DIRECTIONS.
Filter the entries, keeping every line with the word "queries".

RECORDS FOR THE TASK.

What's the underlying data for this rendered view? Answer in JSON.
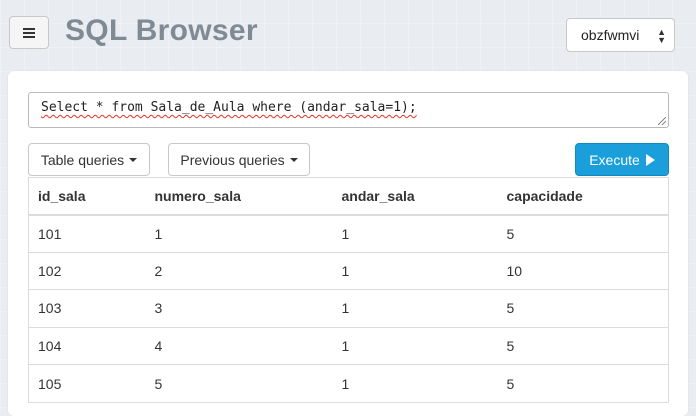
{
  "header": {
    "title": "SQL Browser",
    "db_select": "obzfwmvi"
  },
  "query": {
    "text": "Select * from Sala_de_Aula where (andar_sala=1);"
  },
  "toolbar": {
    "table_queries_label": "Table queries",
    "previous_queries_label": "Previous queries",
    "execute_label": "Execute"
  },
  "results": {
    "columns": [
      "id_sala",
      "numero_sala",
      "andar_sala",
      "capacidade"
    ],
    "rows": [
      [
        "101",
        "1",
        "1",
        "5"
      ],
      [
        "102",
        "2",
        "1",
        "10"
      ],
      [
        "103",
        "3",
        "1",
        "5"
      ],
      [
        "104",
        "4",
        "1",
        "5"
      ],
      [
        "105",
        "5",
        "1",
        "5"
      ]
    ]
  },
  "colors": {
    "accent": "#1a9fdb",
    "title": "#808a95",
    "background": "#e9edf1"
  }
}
---
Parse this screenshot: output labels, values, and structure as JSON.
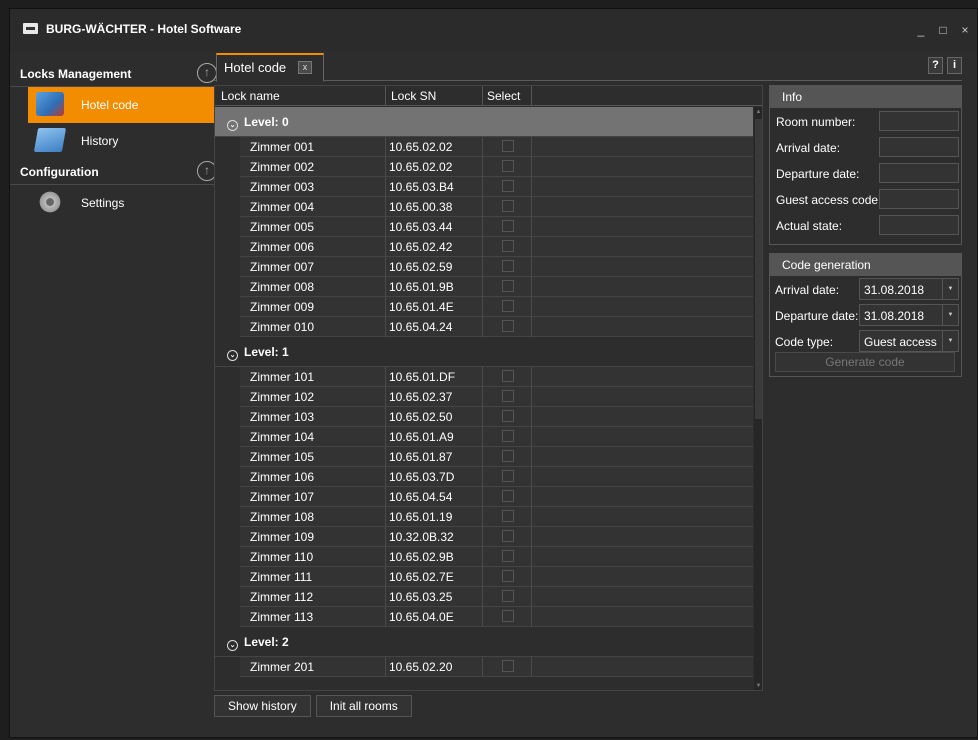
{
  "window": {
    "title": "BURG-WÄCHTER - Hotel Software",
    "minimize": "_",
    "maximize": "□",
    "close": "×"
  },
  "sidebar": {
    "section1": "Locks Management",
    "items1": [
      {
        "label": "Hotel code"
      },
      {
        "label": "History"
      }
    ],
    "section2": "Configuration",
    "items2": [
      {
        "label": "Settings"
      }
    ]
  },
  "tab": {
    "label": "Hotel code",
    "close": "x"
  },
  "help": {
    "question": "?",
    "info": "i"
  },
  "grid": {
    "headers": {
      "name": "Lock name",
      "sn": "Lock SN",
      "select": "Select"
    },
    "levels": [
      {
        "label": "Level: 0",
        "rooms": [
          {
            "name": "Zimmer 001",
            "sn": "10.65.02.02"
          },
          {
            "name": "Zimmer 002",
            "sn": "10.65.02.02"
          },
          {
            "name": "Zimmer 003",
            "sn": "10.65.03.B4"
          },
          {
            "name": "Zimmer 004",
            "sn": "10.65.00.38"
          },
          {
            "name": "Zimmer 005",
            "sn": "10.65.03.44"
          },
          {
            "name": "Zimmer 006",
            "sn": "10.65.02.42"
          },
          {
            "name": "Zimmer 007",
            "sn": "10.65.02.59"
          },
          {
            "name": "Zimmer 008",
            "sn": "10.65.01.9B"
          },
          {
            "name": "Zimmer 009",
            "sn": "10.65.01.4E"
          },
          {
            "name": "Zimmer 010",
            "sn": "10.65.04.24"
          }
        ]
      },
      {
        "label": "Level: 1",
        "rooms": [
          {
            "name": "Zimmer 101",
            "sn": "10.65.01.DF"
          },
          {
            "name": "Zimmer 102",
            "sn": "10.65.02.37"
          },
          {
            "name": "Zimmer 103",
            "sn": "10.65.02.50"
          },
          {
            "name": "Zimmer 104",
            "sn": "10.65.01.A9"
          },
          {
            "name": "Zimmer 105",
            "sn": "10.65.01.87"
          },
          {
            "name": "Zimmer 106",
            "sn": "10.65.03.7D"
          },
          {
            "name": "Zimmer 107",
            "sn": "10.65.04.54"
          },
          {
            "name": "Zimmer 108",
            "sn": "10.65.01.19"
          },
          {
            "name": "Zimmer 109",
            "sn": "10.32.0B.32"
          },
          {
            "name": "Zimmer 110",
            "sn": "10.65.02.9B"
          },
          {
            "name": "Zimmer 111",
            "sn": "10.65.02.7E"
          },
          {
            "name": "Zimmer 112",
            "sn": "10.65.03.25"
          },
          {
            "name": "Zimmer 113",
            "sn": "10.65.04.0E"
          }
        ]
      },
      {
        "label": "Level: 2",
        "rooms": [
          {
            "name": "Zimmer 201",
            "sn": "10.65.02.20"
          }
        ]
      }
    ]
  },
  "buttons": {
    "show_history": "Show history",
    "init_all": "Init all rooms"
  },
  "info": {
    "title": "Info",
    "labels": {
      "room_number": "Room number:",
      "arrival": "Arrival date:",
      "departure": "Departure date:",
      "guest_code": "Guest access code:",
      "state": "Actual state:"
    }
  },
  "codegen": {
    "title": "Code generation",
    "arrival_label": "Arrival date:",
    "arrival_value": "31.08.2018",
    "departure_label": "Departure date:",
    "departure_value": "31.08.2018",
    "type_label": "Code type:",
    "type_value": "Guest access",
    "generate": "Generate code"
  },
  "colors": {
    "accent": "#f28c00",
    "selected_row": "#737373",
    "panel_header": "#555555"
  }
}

THE SOLUTION.
    "table_queries_label": "Table queries",
    "previous_queries_label": "Previous queries",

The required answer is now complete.